DIRECTIONS FOR THIS TASK: All lines in the data bearing the string "content" should be identified and copied.

PROVIDED INFORMATION:
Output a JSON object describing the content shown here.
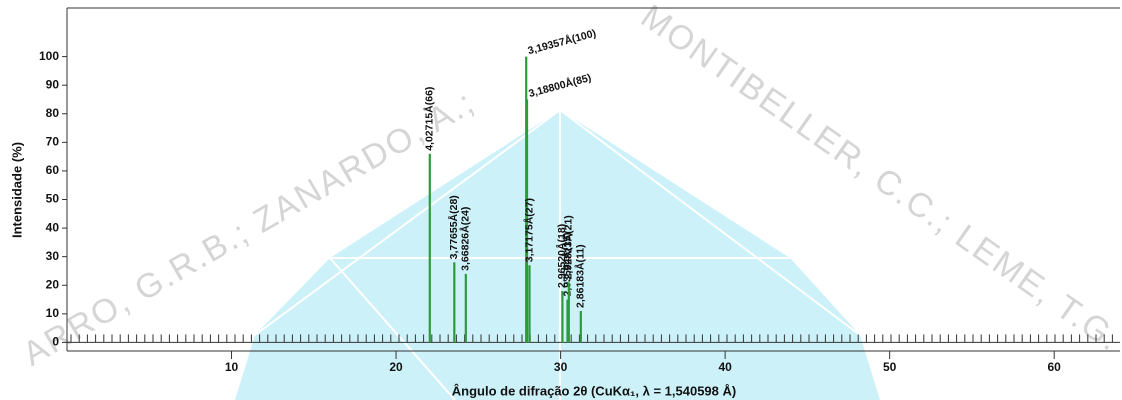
---
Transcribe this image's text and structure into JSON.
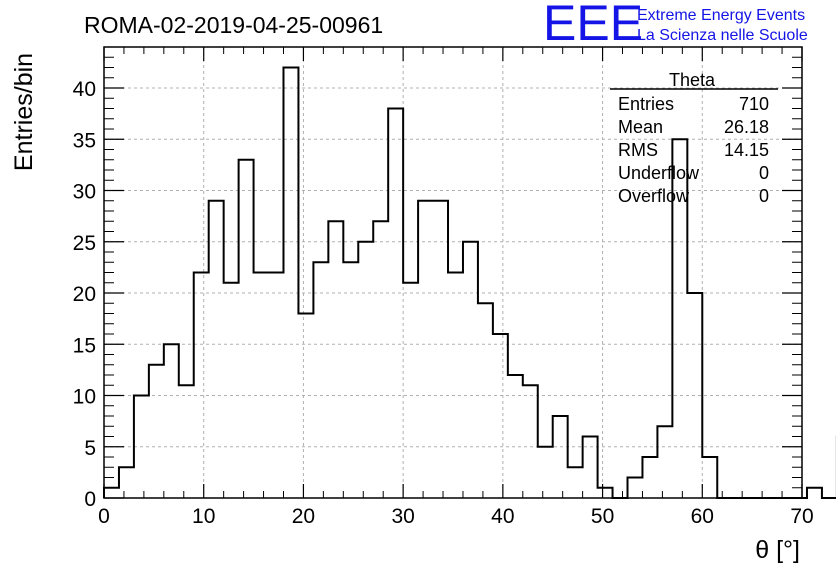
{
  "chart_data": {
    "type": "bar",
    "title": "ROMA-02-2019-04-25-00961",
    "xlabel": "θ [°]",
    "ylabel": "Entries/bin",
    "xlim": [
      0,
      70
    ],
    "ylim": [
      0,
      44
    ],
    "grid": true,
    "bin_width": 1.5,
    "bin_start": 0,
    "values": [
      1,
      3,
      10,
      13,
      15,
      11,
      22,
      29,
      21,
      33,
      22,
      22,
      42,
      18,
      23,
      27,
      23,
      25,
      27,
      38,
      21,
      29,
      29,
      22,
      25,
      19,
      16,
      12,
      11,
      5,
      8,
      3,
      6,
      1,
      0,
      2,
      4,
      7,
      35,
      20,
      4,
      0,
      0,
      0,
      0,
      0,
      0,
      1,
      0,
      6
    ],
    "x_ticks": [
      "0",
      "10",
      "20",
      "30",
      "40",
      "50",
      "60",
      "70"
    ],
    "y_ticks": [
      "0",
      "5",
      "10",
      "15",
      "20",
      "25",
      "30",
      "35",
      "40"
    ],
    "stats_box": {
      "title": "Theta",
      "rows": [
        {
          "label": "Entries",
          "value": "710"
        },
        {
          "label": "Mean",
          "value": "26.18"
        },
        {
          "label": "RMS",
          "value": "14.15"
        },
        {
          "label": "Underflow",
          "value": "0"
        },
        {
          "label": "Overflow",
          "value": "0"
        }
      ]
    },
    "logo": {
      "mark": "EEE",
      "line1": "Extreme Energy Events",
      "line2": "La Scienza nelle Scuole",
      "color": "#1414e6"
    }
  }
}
...
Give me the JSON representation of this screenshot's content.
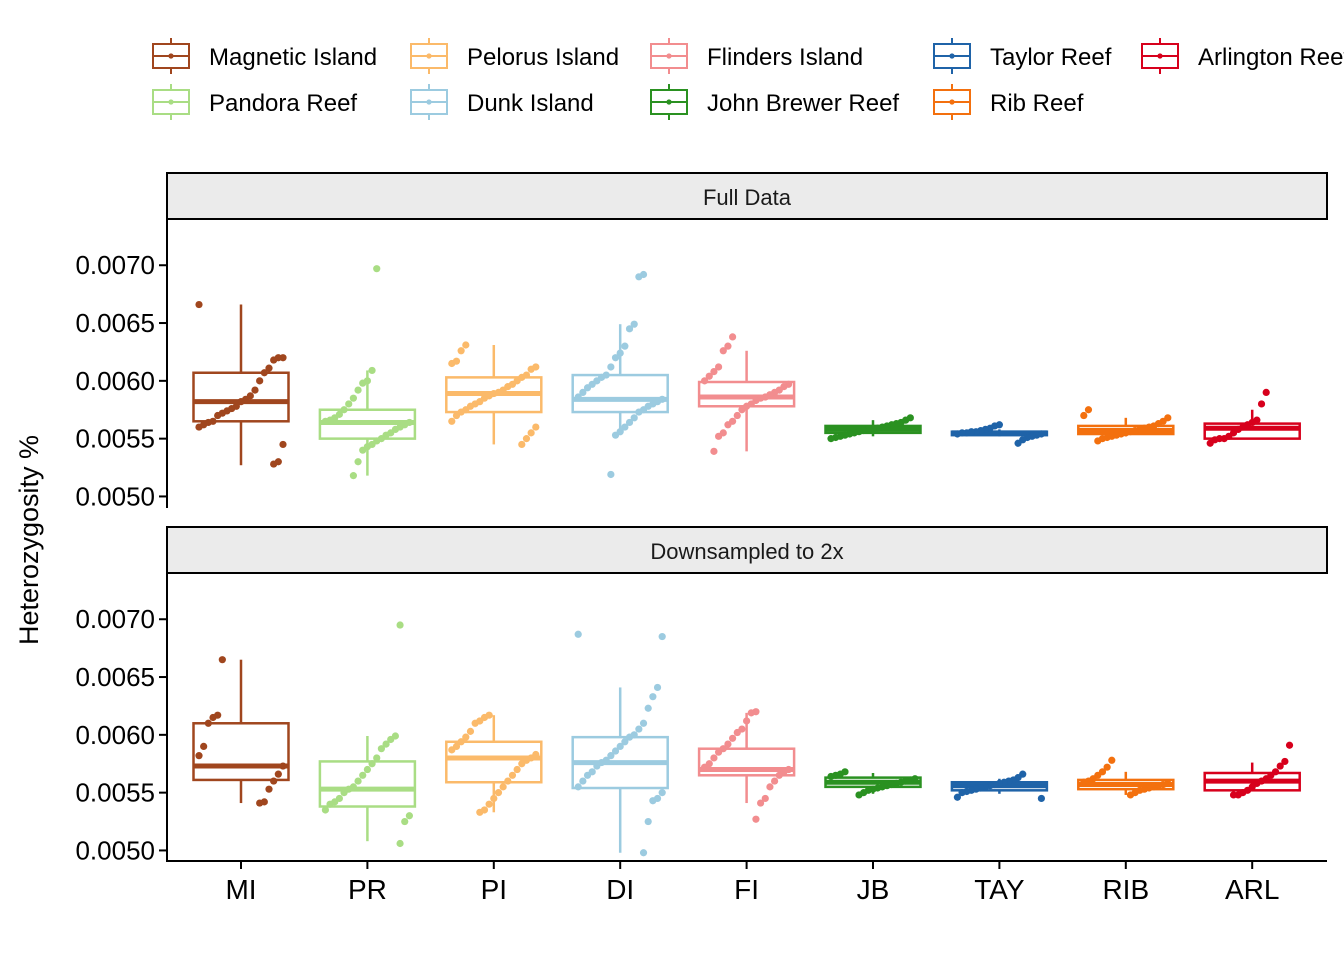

ANSWER TO THE TASK:
Output a JSON object describing the content shown here.
Give me the JSON representation of this screenshot's content.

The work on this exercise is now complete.